**Exercise task:**
List every line of the material below that contains the string "Flow". Matching is case-sensitive.
------------------------------------------------
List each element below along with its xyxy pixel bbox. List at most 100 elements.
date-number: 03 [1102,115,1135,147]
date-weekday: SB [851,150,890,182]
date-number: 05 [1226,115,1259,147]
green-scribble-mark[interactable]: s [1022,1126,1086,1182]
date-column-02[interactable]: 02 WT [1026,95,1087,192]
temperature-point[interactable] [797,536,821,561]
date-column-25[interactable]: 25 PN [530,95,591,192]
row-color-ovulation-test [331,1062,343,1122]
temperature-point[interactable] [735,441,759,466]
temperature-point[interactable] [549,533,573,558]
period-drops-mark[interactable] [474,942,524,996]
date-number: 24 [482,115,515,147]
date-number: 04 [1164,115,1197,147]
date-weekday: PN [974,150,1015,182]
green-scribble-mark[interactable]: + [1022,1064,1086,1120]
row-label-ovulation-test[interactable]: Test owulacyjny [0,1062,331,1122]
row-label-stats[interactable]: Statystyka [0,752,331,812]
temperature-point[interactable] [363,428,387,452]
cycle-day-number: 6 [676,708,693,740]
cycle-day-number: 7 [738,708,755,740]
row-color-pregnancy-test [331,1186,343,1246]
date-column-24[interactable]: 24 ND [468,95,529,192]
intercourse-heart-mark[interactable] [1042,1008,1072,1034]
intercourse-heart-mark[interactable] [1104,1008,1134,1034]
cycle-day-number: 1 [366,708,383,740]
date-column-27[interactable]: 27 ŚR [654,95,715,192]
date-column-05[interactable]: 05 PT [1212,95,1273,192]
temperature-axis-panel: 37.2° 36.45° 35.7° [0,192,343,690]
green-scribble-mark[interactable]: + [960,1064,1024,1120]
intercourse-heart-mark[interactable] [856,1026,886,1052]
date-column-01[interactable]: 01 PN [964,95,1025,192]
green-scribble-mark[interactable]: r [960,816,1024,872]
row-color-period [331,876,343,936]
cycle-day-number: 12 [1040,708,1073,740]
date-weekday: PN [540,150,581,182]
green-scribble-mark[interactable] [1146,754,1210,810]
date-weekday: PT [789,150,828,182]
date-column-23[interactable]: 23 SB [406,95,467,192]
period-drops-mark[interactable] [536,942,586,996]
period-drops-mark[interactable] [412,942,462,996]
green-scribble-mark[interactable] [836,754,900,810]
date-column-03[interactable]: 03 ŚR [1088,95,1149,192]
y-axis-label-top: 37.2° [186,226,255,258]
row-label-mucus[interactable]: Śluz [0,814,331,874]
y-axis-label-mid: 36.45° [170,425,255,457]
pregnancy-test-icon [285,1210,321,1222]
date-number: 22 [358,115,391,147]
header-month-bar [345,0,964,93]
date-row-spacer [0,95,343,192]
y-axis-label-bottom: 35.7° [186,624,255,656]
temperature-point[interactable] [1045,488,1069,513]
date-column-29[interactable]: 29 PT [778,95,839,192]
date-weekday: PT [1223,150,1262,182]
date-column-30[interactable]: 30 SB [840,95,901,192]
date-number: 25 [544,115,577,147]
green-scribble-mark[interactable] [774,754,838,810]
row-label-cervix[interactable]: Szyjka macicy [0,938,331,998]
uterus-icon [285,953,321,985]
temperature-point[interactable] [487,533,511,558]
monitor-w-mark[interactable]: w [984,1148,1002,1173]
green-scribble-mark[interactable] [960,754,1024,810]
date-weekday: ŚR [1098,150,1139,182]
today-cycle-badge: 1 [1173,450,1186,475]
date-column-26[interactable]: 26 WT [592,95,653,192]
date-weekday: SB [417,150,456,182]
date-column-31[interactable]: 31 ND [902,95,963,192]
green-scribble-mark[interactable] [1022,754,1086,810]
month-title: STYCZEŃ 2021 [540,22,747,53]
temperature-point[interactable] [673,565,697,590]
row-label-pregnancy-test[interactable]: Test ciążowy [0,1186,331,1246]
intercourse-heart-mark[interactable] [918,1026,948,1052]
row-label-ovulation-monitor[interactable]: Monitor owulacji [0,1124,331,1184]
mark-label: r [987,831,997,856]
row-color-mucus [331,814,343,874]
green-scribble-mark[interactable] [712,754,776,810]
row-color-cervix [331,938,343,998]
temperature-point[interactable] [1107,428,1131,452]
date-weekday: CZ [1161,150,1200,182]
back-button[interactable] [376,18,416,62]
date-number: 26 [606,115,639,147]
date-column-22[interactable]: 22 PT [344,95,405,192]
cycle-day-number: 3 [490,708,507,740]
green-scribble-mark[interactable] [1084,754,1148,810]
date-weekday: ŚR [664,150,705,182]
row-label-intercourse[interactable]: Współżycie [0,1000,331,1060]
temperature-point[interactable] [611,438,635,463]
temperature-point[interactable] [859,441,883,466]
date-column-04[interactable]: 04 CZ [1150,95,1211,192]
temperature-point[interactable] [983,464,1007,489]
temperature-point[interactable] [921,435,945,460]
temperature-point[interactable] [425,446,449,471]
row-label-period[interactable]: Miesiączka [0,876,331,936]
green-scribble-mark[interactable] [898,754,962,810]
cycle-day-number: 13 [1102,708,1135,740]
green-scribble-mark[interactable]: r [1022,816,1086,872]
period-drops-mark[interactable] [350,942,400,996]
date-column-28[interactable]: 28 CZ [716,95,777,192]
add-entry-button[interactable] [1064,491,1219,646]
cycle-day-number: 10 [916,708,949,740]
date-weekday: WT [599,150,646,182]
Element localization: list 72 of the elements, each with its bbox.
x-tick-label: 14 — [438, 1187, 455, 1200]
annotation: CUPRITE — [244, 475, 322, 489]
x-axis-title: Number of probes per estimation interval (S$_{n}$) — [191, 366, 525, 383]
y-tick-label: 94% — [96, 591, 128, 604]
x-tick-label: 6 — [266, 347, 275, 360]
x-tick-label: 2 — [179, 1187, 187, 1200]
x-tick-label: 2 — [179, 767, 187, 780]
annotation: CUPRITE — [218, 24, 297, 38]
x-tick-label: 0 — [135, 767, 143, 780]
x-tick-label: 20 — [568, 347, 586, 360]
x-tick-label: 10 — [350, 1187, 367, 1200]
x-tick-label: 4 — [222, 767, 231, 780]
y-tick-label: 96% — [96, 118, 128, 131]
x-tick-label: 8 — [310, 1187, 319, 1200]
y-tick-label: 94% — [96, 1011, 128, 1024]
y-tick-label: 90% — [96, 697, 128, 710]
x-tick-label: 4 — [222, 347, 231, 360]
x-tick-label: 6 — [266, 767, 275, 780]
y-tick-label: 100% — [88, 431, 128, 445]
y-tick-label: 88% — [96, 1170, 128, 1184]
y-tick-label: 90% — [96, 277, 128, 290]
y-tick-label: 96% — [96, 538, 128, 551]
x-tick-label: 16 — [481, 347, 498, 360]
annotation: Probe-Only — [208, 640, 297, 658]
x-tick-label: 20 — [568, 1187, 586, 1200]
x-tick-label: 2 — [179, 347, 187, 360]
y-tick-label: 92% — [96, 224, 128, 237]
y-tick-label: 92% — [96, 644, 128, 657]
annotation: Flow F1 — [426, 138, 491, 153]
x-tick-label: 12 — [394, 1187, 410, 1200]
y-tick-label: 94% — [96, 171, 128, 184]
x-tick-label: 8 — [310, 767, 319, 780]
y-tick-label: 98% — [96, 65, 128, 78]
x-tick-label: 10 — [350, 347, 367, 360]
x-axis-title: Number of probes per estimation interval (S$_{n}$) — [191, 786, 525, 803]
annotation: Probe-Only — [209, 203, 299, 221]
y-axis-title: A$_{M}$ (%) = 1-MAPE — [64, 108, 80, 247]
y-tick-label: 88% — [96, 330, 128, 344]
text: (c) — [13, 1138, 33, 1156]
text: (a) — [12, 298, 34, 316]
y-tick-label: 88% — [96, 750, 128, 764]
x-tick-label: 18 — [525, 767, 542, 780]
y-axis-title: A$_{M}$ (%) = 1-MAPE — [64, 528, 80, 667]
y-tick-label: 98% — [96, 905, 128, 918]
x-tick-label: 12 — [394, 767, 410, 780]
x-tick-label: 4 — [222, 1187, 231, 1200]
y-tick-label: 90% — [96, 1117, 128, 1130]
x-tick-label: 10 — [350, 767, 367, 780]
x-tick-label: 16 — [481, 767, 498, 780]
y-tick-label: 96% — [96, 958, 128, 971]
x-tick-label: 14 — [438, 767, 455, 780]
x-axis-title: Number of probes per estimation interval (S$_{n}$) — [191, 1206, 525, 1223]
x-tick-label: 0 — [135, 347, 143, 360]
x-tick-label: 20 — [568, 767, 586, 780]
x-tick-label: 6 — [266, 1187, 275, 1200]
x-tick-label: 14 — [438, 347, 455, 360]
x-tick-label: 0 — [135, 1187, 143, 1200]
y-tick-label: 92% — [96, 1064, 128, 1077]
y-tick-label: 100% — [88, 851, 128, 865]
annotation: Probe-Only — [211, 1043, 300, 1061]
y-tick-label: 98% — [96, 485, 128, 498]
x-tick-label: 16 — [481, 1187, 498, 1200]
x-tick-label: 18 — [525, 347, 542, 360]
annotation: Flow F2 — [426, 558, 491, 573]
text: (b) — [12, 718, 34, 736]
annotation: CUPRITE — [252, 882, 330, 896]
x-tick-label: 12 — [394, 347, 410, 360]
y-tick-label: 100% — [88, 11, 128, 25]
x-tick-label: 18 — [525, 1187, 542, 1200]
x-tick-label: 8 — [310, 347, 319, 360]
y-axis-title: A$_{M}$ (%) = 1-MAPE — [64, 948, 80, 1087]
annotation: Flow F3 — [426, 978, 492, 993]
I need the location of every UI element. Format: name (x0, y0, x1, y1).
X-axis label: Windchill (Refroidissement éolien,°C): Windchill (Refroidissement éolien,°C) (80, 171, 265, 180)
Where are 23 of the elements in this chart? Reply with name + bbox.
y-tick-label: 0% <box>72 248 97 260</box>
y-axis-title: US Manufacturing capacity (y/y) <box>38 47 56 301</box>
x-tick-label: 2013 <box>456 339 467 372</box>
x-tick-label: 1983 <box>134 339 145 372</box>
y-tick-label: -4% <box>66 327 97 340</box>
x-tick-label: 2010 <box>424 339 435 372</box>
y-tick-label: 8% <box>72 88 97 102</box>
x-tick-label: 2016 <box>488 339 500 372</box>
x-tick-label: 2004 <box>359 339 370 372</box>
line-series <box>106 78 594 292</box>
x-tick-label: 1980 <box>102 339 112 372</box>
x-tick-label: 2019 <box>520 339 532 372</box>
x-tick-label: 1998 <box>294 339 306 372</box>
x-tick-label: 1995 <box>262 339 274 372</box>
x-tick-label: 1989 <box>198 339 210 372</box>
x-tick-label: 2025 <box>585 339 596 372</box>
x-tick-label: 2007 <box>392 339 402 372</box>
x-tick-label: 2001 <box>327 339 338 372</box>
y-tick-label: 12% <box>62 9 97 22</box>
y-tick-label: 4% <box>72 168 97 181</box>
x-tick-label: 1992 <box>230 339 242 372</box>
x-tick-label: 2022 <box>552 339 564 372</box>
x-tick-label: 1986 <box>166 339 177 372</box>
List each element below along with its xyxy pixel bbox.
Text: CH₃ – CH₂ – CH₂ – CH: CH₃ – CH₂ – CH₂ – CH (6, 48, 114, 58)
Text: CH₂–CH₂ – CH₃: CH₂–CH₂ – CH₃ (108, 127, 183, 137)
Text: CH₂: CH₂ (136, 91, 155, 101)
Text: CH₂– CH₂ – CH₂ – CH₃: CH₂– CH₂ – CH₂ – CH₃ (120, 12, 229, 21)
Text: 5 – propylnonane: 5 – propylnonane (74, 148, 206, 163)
------------------------------------------------
**Task answer:**
annotation: Flow F1 — [426, 138, 491, 153]
annotation: Flow F2 — [426, 558, 491, 573]
annotation: Flow F3 — [426, 978, 492, 993]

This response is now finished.